— Begin Supplied data —

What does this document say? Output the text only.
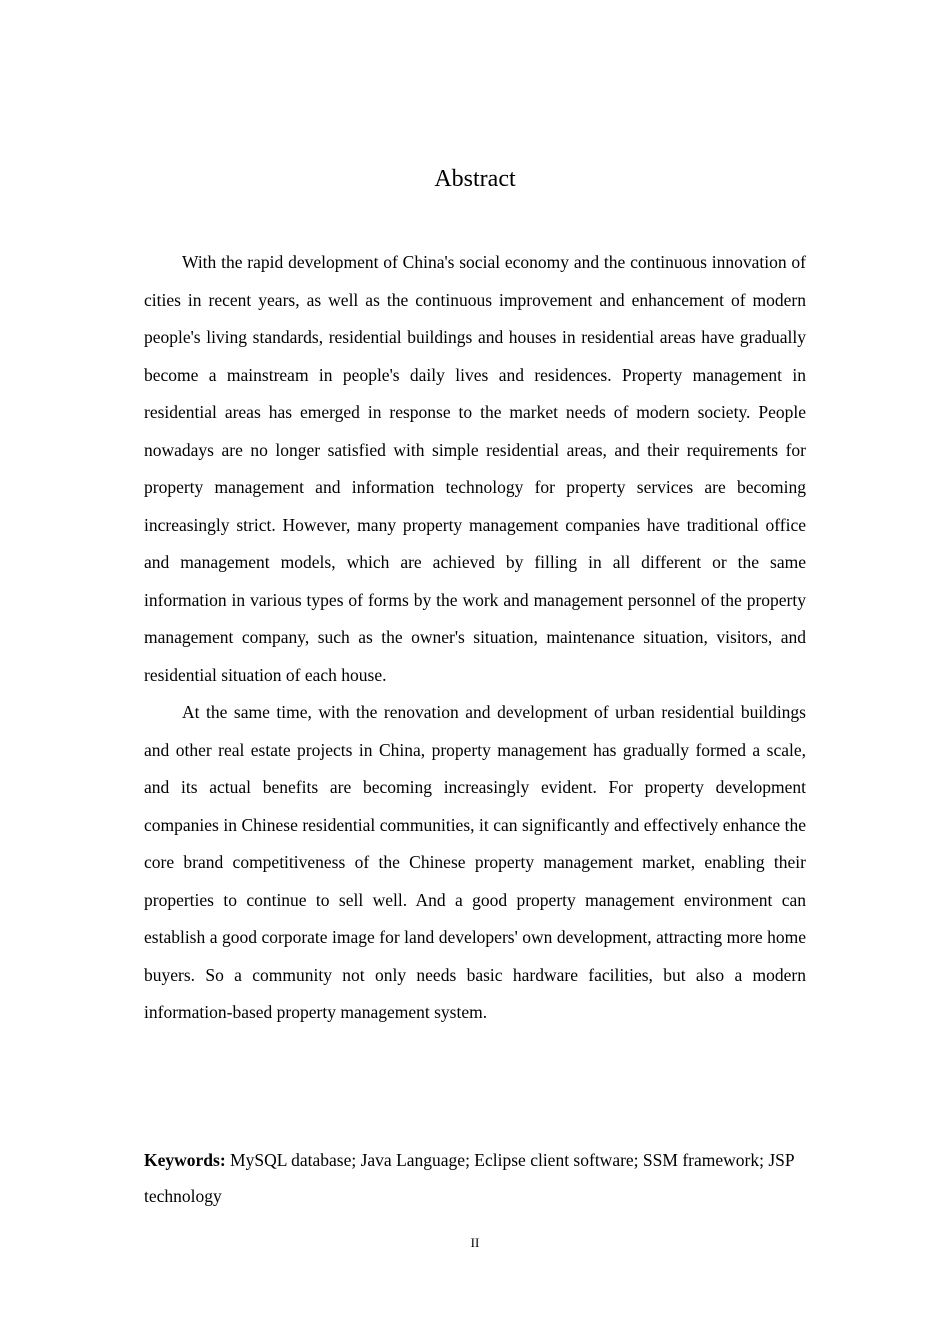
Abstract

With the rapid development of China's social economy and the continuous innovation of cities in recent years, as well as the continuous improvement and enhancement of modern people's living standards, residential buildings and houses in residential areas have gradually become a mainstream in people's daily lives and residences. Property management in residential areas has emerged in response to the market needs of modern society. People nowadays are no longer satisfied with simple residential areas, and their requirements for property management and information technology for property services are becoming increasingly strict. However, many property management companies have traditional office and management models, which are achieved by filling in all different or the same information in various types of forms by the work and management personnel of the property management company, such as the owner's situation, maintenance situation, visitors, and residential situation of each house.

At the same time, with the renovation and development of urban residential buildings and other real estate projects in China, property management has gradually formed a scale, and its actual benefits are becoming increasingly evident. For property development companies in Chinese residential communities, it can significantly and effectively enhance the core brand competitiveness of the Chinese property management market, enabling their properties to continue to sell well. And a good property management environment can establish a good corporate image for land developers' own development, attracting more home buyers. So a community not only needs basic hardware facilities, but also a modern information-based property management system.

Keywords: MySQL database; Java Language; Eclipse client software; SSM framework; JSP technology

II
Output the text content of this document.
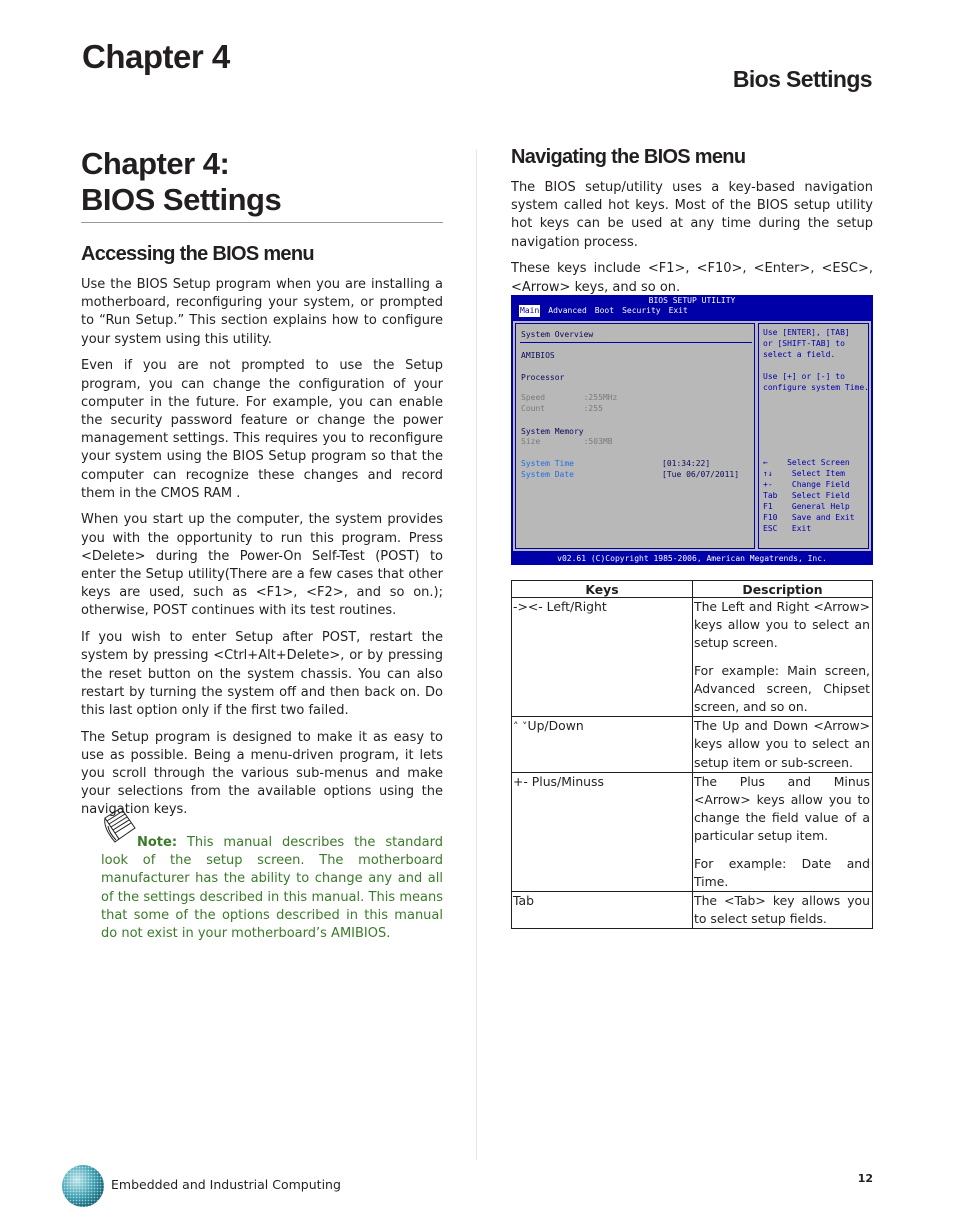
Chapter 4
Bios Settings
Chapter 4:
BIOS Settings
Accessing the BIOS menu

Use the BIOS Setup program when you are installing a motherboard, reconfiguring your system, or prompted to “Run Setup.” This section explains how to configure your system using this utility.

Even if you are not prompted to use the Setup program, you can change the configuration of your computer in the future. For example, you can enable the security password feature or change the power management settings. This requires you to reconfigure your system using the BIOS Setup program so that the computer can recognize these changes and record them in the CMOS RAM .

When you start up the computer, the system provides you with the opportunity to run this program. Press <Delete> during the Power-On Self-Test (POST) to enter the Setup utility(There are a few cases that other keys are used, such as <F1>, <F2>, and so on.); otherwise, POST continues with its test routines.

If you wish to enter Setup after POST, restart the system by pressing <Ctrl+Alt+Delete>, or by pressing the reset button on the system chassis. You can also restart by turning the system off and then back on. Do this last option only if the first two failed.

The Setup program is designed to make it as easy to use as possible. Being a menu-driven program, it lets you scroll through the various sub-menus and make your selections from the available options using the navigation keys.

Note: This manual describes the standard look of the setup screen. The motherboard manufacturer has the ability to change any and all of the settings described in this manual. This means that some of the options described in this manual do not exist in your motherboard’s AMIBIOS.

Navigating the BIOS menu

The BIOS setup/utility uses a key-based navigation system called hot keys. Most of the BIOS setup utility hot keys can be used at any time during the setup navigation process.

These keys include <F1>, <F10>, <Enter>, <ESC>, <Arrow> keys, and so on.

BIOS SETUP UTILITY
Main Advanced Boot Security Exit
System Overview
AMIBIOS
Processor
Speed        :255MHz
Count        :255
System Memory
Size         :503MB
System Time	[01:34:22]
System Date	[Tue 06/07/2011]
Use [ENTER], [TAB]
or [SHIFT-TAB] to
select a field.
Use [+] or [-] to
configure system Time.
←    Select Screen
↑↓    Select Item
+-    Change Field
Tab   Select Field
F1    General Help
F10   Save and Exit
ESC   Exit
v02.61 (C)Copyright 1985-2006, American Megatrends, Inc.
Keys	Description
-><- Left/Right	The Left and Right <Arrow> keys allow you to select an setup screen.

For example: Main screen, Advanced screen, Chipset screen, and so on.

˄ ˅Up/Down	The Up and Down <Arrow> keys allow you to select an setup item or sub-screen.

+- Plus/Minuss	The Plus and Minus <Arrow> keys allow you to change the field value of a particular setup item.

For example: Date and Time.

Tab	The <Tab> key allows you to select setup fields.

Embedded and Industrial Computing	12
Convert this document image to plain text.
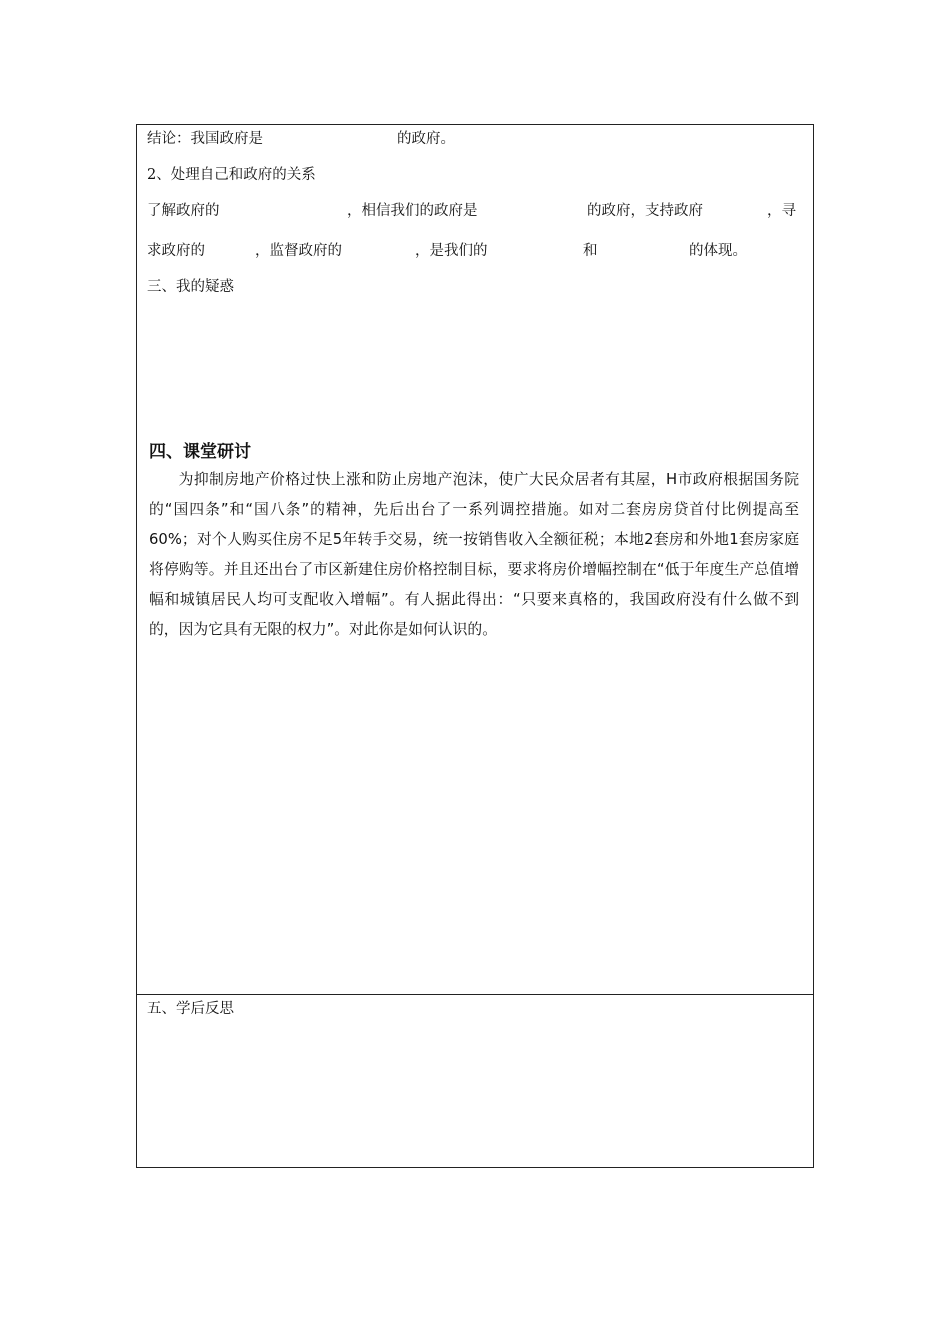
结论：我国政府是	的政府。
2、处理自己和政府的关系
了解政府的	，相信我们的政府是	的政府，支持政府	，寻
求政府的	，监督政府的	，是我们的	和	的体现。
三、我的疑惑
四、课堂研讨

为抑制房地产价格过快上涨和防止房地产泡沫，使广大民众居者有其屋，H市政府根据国务院的“国四条”和“国八条”的精神，先后出台了一系列调控措施。如对二套房房贷首付比例提高至60%；对个人购买住房不足5年转手交易，统一按销售收入全额征税；本地2套房和外地1套房家庭将停购等。并且还出台了市区新建住房价格控制目标，要求将房价增幅控制在“低于年度生产总值增幅和城镇居民人均可支配收入增幅”。有人据此得出：“只要来真格的，我国政府没有什么做不到的，因为它具有无限的权力”。对此你是如何认识的。

五、学后反思
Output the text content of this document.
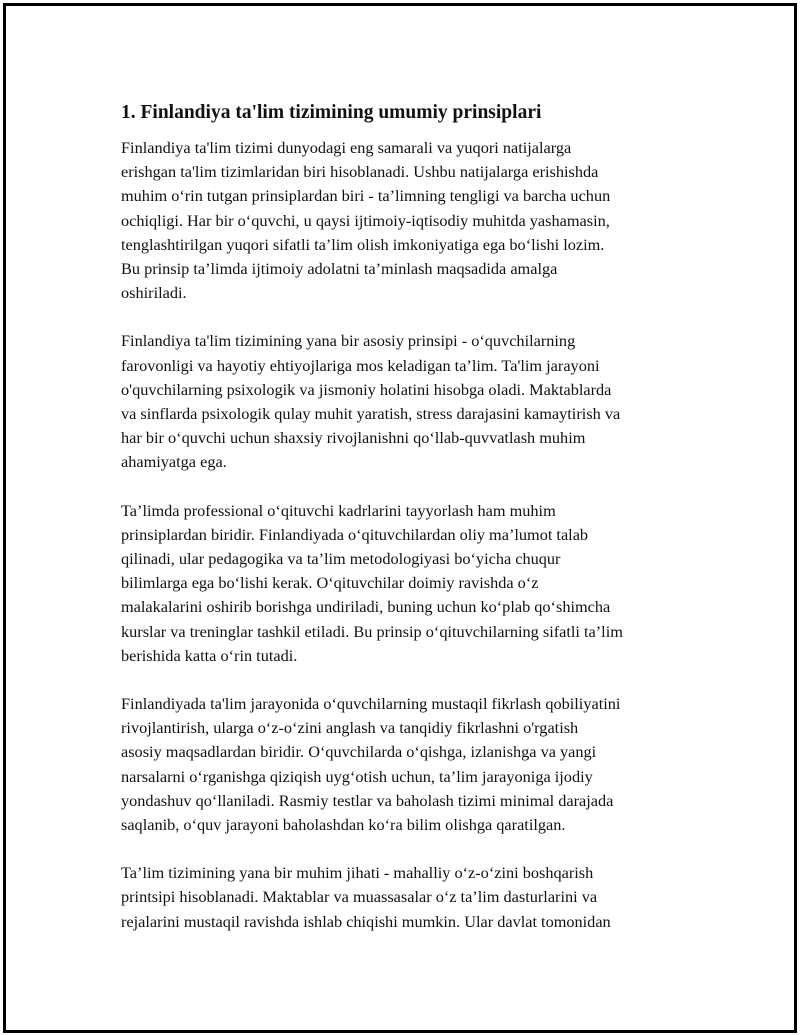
1. Finlandiya ta'lim tizimining umumiy prinsiplari

Finlandiya ta'lim tizimi dunyodagi eng samarali va yuqori natijalarga
erishgan ta'lim tizimlaridan biri hisoblanadi. Ushbu natijalarga erishishda
muhim o‘rin tutgan prinsiplardan biri - ta’limning tengligi va barcha uchun
ochiqligi. Har bir o‘quvchi, u qaysi ijtimoiy-iqtisodiy muhitda yashamasin,
tenglashtirilgan yuqori sifatli ta’lim olish imkoniyatiga ega bo‘lishi lozim.
Bu prinsip ta’limda ijtimoiy adolatni ta’minlash maqsadida amalga
oshiriladi.

Finlandiya ta'lim tizimining yana bir asosiy prinsipi - o‘quvchilarning
farovonligi va hayotiy ehtiyojlariga mos keladigan ta’lim. Ta'lim jarayoni
o'quvchilarning psixologik va jismoniy holatini hisobga oladi. Maktablarda
va sinflarda psixologik qulay muhit yaratish, stress darajasini kamaytirish va
har bir o‘quvchi uchun shaxsiy rivojlanishni qo‘llab-quvvatlash muhim
ahamiyatga ega.

Ta’limda professional o‘qituvchi kadrlarini tayyorlash ham muhim
prinsiplardan biridir. Finlandiyada o‘qituvchilardan oliy ma’lumot talab
qilinadi, ular pedagogika va ta’lim metodologiyasi bo‘yicha chuqur
bilimlarga ega bo‘lishi kerak. O‘qituvchilar doimiy ravishda o‘z
malakalarini oshirib borishga undiriladi, buning uchun ko‘plab qo‘shimcha
kurslar va treninglar tashkil etiladi. Bu prinsip o‘qituvchilarning sifatli ta’lim
berishida katta o‘rin tutadi.

Finlandiyada ta'lim jarayonida o‘quvchilarning mustaqil fikrlash qobiliyatini
rivojlantirish, ularga o‘z-o‘zini anglash va tanqidiy fikrlashni o'rgatish
asosiy maqsadlardan biridir. O‘quvchilarda o‘qishga, izlanishga va yangi
narsalarni o‘rganishga qiziqish uyg‘otish uchun, ta’lim jarayoniga ijodiy
yondashuv qo‘llaniladi. Rasmiy testlar va baholash tizimi minimal darajada
saqlanib, o‘quv jarayoni baholashdan ko‘ra bilim olishga qaratilgan.

Ta’lim tizimining yana bir muhim jihati - mahalliy o‘z-o‘zini boshqarish
printsipi hisoblanadi. Maktablar va muassasalar o‘z ta’lim dasturlarini va
rejalarini mustaqil ravishda ishlab chiqishi mumkin. Ular davlat tomonidan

— End Supplied data —

Keep the pictures out of the copy and write out the data exactly as it stands.

What does this document say? Output the text only.
Abstract

With the rapid development of China's social economy and the continuous innovation of cities in recent years, as well as the continuous improvement and enhancement of modern people's living standards, residential buildings and houses in residential areas have gradually become a mainstream in people's daily lives and residences. Property management in residential areas has emerged in response to the market needs of modern society. People nowadays are no longer satisfied with simple residential areas, and their requirements for property management and information technology for property services are becoming increasingly strict. However, many property management companies have traditional office and management models, which are achieved by filling in all different or the same information in various types of forms by the work and management personnel of the property management company, such as the owner's situation, maintenance situation, visitors, and residential situation of each house.

At the same time, with the renovation and development of urban residential buildings and other real estate projects in China, property management has gradually formed a scale, and its actual benefits are becoming increasingly evident. For property development companies in Chinese residential communities, it can significantly and effectively enhance the core brand competitiveness of the Chinese property management market, enabling their properties to continue to sell well. And a good property management environment can establish a good corporate image for land developers' own development, attracting more home buyers. So a community not only needs basic hardware facilities, but also a modern information-based property management system.

Keywords: MySQL database; Java Language; Eclipse client software; SSM framework; JSP technology

II
Output the text content of this document.
Chapter 4
Bios Settings
Chapter 4:
BIOS Settings
Accessing the BIOS menu

Use the BIOS Setup program when you are installing a motherboard, reconfiguring your system, or prompted to “Run Setup.” This section explains how to configure your system using this utility.

Even if you are not prompted to use the Setup program, you can change the configuration of your computer in the future. For example, you can enable the security password feature or change the power management settings. This requires you to reconfigure your system using the BIOS Setup program so that the computer can recognize these changes and record them in the CMOS RAM .

When you start up the computer, the system provides you with the opportunity to run this program. Press <Delete> during the Power-On Self-Test (POST) to enter the Setup utility(There are a few cases that other keys are used, such as <F1>, <F2>, and so on.); otherwise, POST continues with its test routines.

If you wish to enter Setup after POST, restart the system by pressing <Ctrl+Alt+Delete>, or by pressing the reset button on the system chassis. You can also restart by turning the system off and then back on. Do this last option only if the first two failed.

The Setup program is designed to make it as easy to use as possible. Being a menu-driven program, it lets you scroll through the various sub-menus and make your selections from the available options using the navigation keys.

Note: This manual describes the standard look of the setup screen. The motherboard manufacturer has the ability to change any and all of the settings described in this manual. This means that some of the options described in this manual do not exist in your motherboard’s AMIBIOS.

Navigating the BIOS menu

The BIOS setup/utility uses a key-based navigation system called hot keys. Most of the BIOS setup utility hot keys can be used at any time during the setup navigation process.

These keys include <F1>, <F10>, <Enter>, <ESC>, <Arrow> keys, and so on.

BIOS SETUP UTILITY
Main Advanced Boot Security Exit
System Overview
AMIBIOS
Processor
Speed        :255MHz
Count        :255
System Memory
Size         :503MB
System Time	[01:34:22]
System Date	[Tue 06/07/2011]
Use [ENTER], [TAB]
or [SHIFT-TAB] to
select a field.
Use [+] or [-] to
configure system Time.
←    Select Screen
↑↓    Select Item
+-    Change Field
Tab   Select Field
F1    General Help
F10   Save and Exit
ESC   Exit
v02.61 (C)Copyright 1985-2006, American Megatrends, Inc.
Keys	Description
-><- Left/Right	The Left and Right <Arrow> keys allow you to select an setup screen.

For example: Main screen, Advanced screen, Chipset screen, and so on.

˄ ˅Up/Down	The Up and Down <Arrow> keys allow you to select an setup item or sub-screen.

+- Plus/Minuss	The Plus and Minus <Arrow> keys allow you to change the field value of a particular setup item.

For example: Date and Time.

Tab	The <Tab> key allows you to select setup fields.

Embedded and Industrial Computing	12
Convert this document image to plain text.
结论：我国政府是	的政府。
2、处理自己和政府的关系
了解政府的	，相信我们的政府是	的政府，支持政府	，寻
求政府的	，监督政府的	，是我们的	和	的体现。
三、我的疑惑
四、课堂研讨

为抑制房地产价格过快上涨和防止房地产泡沫，使广大民众居者有其屋，H市政府根据国务院的“国四条”和“国八条”的精神，先后出台了一系列调控措施。如对二套房房贷首付比例提高至60%；对个人购买住房不足5年转手交易，统一按销售收入全额征税；本地2套房和外地1套房家庭将停购等。并且还出台了市区新建住房价格控制目标，要求将房价增幅控制在“低于年度生产总值增幅和城镇居民人均可支配收入增幅”。有人据此得出：“只要来真格的，我国政府没有什么做不到的，因为它具有无限的权力”。对此你是如何认识的。

五、学后反思
Output the text content of this document.
1. Finlandiya ta'lim tizimining umumiy prinsiplari

Finlandiya ta'lim tizimi dunyodagi eng samarali va yuqori natijalarga
erishgan ta'lim tizimlaridan biri hisoblanadi. Ushbu natijalarga erishishda
muhim o‘rin tutgan prinsiplardan biri - ta’limning tengligi va barcha uchun
ochiqligi. Har bir o‘quvchi, u qaysi ijtimoiy-iqtisodiy muhitda yashamasin,
tenglashtirilgan yuqori sifatli ta’lim olish imkoniyatiga ega bo‘lishi lozim.
Bu prinsip ta’limda ijtimoiy adolatni ta’minlash maqsadida amalga
oshiriladi.

Finlandiya ta'lim tizimining yana bir asosiy prinsipi - o‘quvchilarning
farovonligi va hayotiy ehtiyojlariga mos keladigan ta’lim. Ta'lim jarayoni
o'quvchilarning psixologik va jismoniy holatini hisobga oladi. Maktablarda
va sinflarda psixologik qulay muhit yaratish, stress darajasini kamaytirish va
har bir o‘quvchi uchun shaxsiy rivojlanishni qo‘llab-quvvatlash muhim
ahamiyatga ega.

Ta’limda professional o‘qituvchi kadrlarini tayyorlash ham muhim
prinsiplardan biridir. Finlandiyada o‘qituvchilardan oliy ma’lumot talab
qilinadi, ular pedagogika va ta’lim metodologiyasi bo‘yicha chuqur
bilimlarga ega bo‘lishi kerak. O‘qituvchilar doimiy ravishda o‘z
malakalarini oshirib borishga undiriladi, buning uchun ko‘plab qo‘shimcha
kurslar va treninglar tashkil etiladi. Bu prinsip o‘qituvchilarning sifatli ta’lim
berishida katta o‘rin tutadi.

Finlandiyada ta'lim jarayonida o‘quvchilarning mustaqil fikrlash qobiliyatini
rivojlantirish, ularga o‘z-o‘zini anglash va tanqidiy fikrlashni o'rgatish
asosiy maqsadlardan biridir. O‘quvchilarda o‘qishga, izlanishga va yangi
narsalarni o‘rganishga qiziqish uyg‘otish uchun, ta’lim jarayoniga ijodiy
yondashuv qo‘llaniladi. Rasmiy testlar va baholash tizimi minimal darajada
saqlanib, o‘quv jarayoni baholashdan ko‘ra bilim olishga qaratilgan.

Ta’lim tizimining yana bir muhim jihati - mahalliy o‘z-o‘zini boshqarish
printsipi hisoblanadi. Maktablar va muassasalar o‘z ta’lim dasturlarini va
rejalarini mustaqil ravishda ishlab chiqishi mumkin. Ular davlat tomonidan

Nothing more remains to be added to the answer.